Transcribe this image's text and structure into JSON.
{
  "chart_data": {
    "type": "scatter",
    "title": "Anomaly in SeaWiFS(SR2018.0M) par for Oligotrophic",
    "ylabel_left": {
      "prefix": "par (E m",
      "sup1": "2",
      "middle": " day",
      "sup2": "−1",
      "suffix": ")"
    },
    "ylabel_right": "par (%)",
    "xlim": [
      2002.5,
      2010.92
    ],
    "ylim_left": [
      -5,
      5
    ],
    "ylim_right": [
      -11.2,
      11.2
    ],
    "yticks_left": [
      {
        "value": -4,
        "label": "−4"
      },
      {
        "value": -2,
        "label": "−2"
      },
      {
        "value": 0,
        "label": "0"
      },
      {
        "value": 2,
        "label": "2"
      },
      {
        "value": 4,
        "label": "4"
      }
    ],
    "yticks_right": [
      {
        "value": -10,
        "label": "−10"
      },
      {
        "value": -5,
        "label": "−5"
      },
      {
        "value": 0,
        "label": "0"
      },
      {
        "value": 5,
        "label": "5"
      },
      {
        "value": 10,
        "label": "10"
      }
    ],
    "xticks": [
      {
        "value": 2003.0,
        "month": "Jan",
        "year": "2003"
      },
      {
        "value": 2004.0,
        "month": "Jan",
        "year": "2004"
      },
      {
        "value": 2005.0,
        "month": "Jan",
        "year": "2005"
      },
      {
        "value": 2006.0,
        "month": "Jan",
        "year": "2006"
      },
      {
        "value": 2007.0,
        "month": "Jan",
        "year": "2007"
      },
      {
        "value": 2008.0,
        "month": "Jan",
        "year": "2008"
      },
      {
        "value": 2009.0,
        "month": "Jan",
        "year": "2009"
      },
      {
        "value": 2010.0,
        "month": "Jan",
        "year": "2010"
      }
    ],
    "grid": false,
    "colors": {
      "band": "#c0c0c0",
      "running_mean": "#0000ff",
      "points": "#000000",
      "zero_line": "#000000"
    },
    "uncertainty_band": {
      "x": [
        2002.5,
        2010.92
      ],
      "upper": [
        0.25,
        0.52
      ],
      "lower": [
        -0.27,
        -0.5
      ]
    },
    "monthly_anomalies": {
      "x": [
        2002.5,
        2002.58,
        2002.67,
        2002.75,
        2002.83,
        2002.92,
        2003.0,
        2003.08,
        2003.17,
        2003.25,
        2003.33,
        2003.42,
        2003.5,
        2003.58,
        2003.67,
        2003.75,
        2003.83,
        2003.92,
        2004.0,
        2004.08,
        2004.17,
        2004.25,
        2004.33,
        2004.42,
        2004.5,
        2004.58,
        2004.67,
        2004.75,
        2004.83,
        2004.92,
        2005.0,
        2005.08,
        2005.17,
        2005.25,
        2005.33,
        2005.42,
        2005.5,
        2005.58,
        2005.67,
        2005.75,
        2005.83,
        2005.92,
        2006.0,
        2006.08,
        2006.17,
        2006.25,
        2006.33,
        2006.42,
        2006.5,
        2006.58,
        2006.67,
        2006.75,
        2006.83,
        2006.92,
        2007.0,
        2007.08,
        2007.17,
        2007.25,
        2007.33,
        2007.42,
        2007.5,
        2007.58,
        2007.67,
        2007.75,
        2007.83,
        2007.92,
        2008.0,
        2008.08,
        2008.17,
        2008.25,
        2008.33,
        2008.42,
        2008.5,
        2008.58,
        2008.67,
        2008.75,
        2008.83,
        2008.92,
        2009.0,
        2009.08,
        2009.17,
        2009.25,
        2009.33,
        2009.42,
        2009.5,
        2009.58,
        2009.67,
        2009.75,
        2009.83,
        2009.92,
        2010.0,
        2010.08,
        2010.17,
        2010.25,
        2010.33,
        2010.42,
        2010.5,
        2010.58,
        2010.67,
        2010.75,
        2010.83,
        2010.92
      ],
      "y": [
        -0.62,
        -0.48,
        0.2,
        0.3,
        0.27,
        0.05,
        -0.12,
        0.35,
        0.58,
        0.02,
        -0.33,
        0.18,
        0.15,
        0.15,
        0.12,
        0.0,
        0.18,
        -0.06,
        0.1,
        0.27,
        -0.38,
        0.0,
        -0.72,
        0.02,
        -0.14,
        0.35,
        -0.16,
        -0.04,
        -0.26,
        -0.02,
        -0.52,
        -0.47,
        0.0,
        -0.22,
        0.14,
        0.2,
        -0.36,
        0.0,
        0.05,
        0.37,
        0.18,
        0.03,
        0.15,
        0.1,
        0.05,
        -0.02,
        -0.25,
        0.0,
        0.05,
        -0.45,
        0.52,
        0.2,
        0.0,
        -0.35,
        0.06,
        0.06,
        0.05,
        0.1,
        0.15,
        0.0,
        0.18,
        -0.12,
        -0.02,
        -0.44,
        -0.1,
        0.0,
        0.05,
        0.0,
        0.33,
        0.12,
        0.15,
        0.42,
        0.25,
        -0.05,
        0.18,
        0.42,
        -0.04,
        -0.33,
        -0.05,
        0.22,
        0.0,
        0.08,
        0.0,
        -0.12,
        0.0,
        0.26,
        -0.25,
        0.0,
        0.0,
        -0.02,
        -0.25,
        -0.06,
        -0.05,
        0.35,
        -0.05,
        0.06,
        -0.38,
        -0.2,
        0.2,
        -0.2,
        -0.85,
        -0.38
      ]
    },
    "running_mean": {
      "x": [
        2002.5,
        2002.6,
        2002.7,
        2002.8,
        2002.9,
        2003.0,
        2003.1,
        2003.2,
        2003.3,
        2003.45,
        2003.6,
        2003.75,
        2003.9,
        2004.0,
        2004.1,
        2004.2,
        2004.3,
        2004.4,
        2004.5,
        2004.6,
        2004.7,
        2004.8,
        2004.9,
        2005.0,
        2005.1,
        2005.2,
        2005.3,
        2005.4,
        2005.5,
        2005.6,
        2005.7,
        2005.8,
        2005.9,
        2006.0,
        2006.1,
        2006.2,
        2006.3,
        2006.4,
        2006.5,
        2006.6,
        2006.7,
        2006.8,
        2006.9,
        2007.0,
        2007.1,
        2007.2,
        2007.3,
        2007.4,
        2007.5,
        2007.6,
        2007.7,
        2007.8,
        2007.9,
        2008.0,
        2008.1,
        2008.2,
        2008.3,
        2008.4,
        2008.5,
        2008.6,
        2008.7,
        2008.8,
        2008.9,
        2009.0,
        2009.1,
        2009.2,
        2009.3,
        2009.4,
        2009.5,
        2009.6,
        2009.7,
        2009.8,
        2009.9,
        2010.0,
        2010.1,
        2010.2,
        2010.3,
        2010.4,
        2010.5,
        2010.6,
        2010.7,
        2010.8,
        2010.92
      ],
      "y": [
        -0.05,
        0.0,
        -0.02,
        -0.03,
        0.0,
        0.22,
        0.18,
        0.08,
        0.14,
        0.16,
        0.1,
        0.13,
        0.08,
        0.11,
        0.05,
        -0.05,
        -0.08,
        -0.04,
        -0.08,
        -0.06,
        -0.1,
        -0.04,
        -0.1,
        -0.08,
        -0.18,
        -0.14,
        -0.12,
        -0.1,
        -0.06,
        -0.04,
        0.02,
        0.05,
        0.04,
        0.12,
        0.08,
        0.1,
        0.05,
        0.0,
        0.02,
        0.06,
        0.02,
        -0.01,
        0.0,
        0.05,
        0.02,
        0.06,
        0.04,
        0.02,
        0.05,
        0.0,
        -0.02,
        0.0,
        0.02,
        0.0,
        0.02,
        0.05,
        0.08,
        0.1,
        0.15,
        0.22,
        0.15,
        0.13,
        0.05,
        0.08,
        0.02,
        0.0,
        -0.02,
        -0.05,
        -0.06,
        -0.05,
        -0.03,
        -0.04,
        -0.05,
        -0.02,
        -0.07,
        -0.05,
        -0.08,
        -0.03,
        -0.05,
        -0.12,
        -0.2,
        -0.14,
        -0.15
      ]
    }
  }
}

.....

● Problem to work on
Return the entries in full, keeping every line exactly as it is.

● Answer
Transcribe this image's text and structure into JSON.
{
  "chart_data": {
    "type": "scatter",
    "title": "Anomaly in SeaWiFS(SR2018.0M) par for Oligotrophic",
    "ylabel_left": {
      "prefix": "par (E m",
      "sup1": "2",
      "middle": " day",
      "sup2": "−1",
      "suffix": ")"
    },
    "ylabel_right": "par (%)",
    "xlim": [
      2002.5,
      2010.92
    ],
    "ylim_left": [
      -5,
      5
    ],
    "ylim_right": [
      -11.2,
      11.2
    ],
    "yticks_left": [
      {
        "value": -4,
        "label": "−4"
      },
      {
        "value": -2,
        "label": "−2"
      },
      {
        "value": 0,
        "label": "0"
      },
      {
        "value": 2,
        "label": "2"
      },
      {
        "value": 4,
        "label": "4"
      }
    ],
    "yticks_right": [
      {
        "value": -10,
        "label": "−10"
      },
      {
        "value": -5,
        "label": "−5"
      },
      {
        "value": 0,
        "label": "0"
      },
      {
        "value": 5,
        "label": "5"
      },
      {
        "value": 10,
        "label": "10"
      }
    ],
    "xticks": [
      {
        "value": 2003.0,
        "month": "Jan",
        "year": "2003"
      },
      {
        "value": 2004.0,
        "month": "Jan",
        "year": "2004"
      },
      {
        "value": 2005.0,
        "month": "Jan",
        "year": "2005"
      },
      {
        "value": 2006.0,
        "month": "Jan",
        "year": "2006"
      },
      {
        "value": 2007.0,
        "month": "Jan",
        "year": "2007"
      },
      {
        "value": 2008.0,
        "month": "Jan",
        "year": "2008"
      },
      {
        "value": 2009.0,
        "month": "Jan",
        "year": "2009"
      },
      {
        "value": 2010.0,
        "month": "Jan",
        "year": "2010"
      }
    ],
    "grid": false,
    "colors": {
      "band": "#c0c0c0",
      "running_mean": "#0000ff",
      "points": "#000000",
      "zero_line": "#000000"
    },
    "uncertainty_band": {
      "x": [
        2002.5,
        2010.92
      ],
      "upper": [
        0.25,
        0.52
      ],
      "lower": [
        -0.27,
        -0.5
      ]
    },
    "monthly_anomalies": {
      "x": [
        2002.5,
        2002.58,
        2002.67,
        2002.75,
        2002.83,
        2002.92,
        2003.0,
        2003.08,
        2003.17,
        2003.25,
        2003.33,
        2003.42,
        2003.5,
        2003.58,
        2003.67,
        2003.75,
        2003.83,
        2003.92,
        2004.0,
        2004.08,
        2004.17,
        2004.25,
        2004.33,
        2004.42,
        2004.5,
        2004.58,
        2004.67,
        2004.75,
        2004.83,
        2004.92,
        2005.0,
        2005.08,
        2005.17,
        2005.25,
        2005.33,
        2005.42,
        2005.5,
        2005.58,
        2005.67,
        2005.75,
        2005.83,
        2005.92,
        2006.0,
        2006.08,
        2006.17,
        2006.25,
        2006.33,
        2006.42,
        2006.5,
        2006.58,
        2006.67,
        2006.75,
        2006.83,
        2006.92,
        2007.0,
        2007.08,
        2007.17,
        2007.25,
        2007.33,
        2007.42,
        2007.5,
        2007.58,
        2007.67,
        2007.75,
        2007.83,
        2007.92,
        2008.0,
        2008.08,
        2008.17,
        2008.25,
        2008.33,
        2008.42,
        2008.5,
        2008.58,
        2008.67,
        2008.75,
        2008.83,
        2008.92,
        2009.0,
        2009.08,
        2009.17,
        2009.25,
        2009.33,
        2009.42,
        2009.5,
        2009.58,
        2009.67,
        2009.75,
        2009.83,
        2009.92,
        2010.0,
        2010.08,
        2010.17,
        2010.25,
        2010.33,
        2010.42,
        2010.5,
        2010.58,
        2010.67,
        2010.75,
        2010.83,
        2010.92
      ],
      "y": [
        -0.62,
        -0.48,
        0.2,
        0.3,
        0.27,
        0.05,
        -0.12,
        0.35,
        0.58,
        0.02,
        -0.33,
        0.18,
        0.15,
        0.15,
        0.12,
        0.0,
        0.18,
        -0.06,
        0.1,
        0.27,
        -0.38,
        0.0,
        -0.72,
        0.02,
        -0.14,
        0.35,
        -0.16,
        -0.04,
        -0.26,
        -0.02,
        -0.52,
        -0.47,
        0.0,
        -0.22,
        0.14,
        0.2,
        -0.36,
        0.0,
        0.05,
        0.37,
        0.18,
        0.03,
        0.15,
        0.1,
        0.05,
        -0.02,
        -0.25,
        0.0,
        0.05,
        -0.45,
        0.52,
        0.2,
        0.0,
        -0.35,
        0.06,
        0.06,
        0.05,
        0.1,
        0.15,
        0.0,
        0.18,
        -0.12,
        -0.02,
        -0.44,
        -0.1,
        0.0,
        0.05,
        0.0,
        0.33,
        0.12,
        0.15,
        0.42,
        0.25,
        -0.05,
        0.18,
        0.42,
        -0.04,
        -0.33,
        -0.05,
        0.22,
        0.0,
        0.08,
        0.0,
        -0.12,
        0.0,
        0.26,
        -0.25,
        0.0,
        0.0,
        -0.02,
        -0.25,
        -0.06,
        -0.05,
        0.35,
        -0.05,
        0.06,
        -0.38,
        -0.2,
        0.2,
        -0.2,
        -0.85,
        -0.38
      ]
    },
    "running_mean": {
      "x": [
        2002.5,
        2002.6,
        2002.7,
        2002.8,
        2002.9,
        2003.0,
        2003.1,
        2003.2,
        2003.3,
        2003.45,
        2003.6,
        2003.75,
        2003.9,
        2004.0,
        2004.1,
        2004.2,
        2004.3,
        2004.4,
        2004.5,
        2004.6,
        2004.7,
        2004.8,
        2004.9,
        2005.0,
        2005.1,
        2005.2,
        2005.3,
        2005.4,
        2005.5,
        2005.6,
        2005.7,
        2005.8,
        2005.9,
        2006.0,
        2006.1,
        2006.2,
        2006.3,
        2006.4,
        2006.5,
        2006.6,
        2006.7,
        2006.8,
        2006.9,
        2007.0,
        2007.1,
        2007.2,
        2007.3,
        2007.4,
        2007.5,
        2007.6,
        2007.7,
        2007.8,
        2007.9,
        2008.0,
        2008.1,
        2008.2,
        2008.3,
        2008.4,
        2008.5,
        2008.6,
        2008.7,
        2008.8,
        2008.9,
        2009.0,
        2009.1,
        2009.2,
        2009.3,
        2009.4,
        2009.5,
        2009.6,
        2009.7,
        2009.8,
        2009.9,
        2010.0,
        2010.1,
        2010.2,
        2010.3,
        2010.4,
        2010.5,
        2010.6,
        2010.7,
        2010.8,
        2010.92
      ],
      "y": [
        -0.05,
        0.0,
        -0.02,
        -0.03,
        0.0,
        0.22,
        0.18,
        0.08,
        0.14,
        0.16,
        0.1,
        0.13,
        0.08,
        0.11,
        0.05,
        -0.05,
        -0.08,
        -0.04,
        -0.08,
        -0.06,
        -0.1,
        -0.04,
        -0.1,
        -0.08,
        -0.18,
        -0.14,
        -0.12,
        -0.1,
        -0.06,
        -0.04,
        0.02,
        0.05,
        0.04,
        0.12,
        0.08,
        0.1,
        0.05,
        0.0,
        0.02,
        0.06,
        0.02,
        -0.01,
        0.0,
        0.05,
        0.02,
        0.06,
        0.04,
        0.02,
        0.05,
        0.0,
        -0.02,
        0.0,
        0.02,
        0.0,
        0.02,
        0.05,
        0.08,
        0.1,
        0.15,
        0.22,
        0.15,
        0.13,
        0.05,
        0.08,
        0.02,
        0.0,
        -0.02,
        -0.05,
        -0.06,
        -0.05,
        -0.03,
        -0.04,
        -0.05,
        -0.02,
        -0.07,
        -0.05,
        -0.08,
        -0.03,
        -0.05,
        -0.12,
        -0.2,
        -0.14,
        -0.15
      ]
    }
  }
}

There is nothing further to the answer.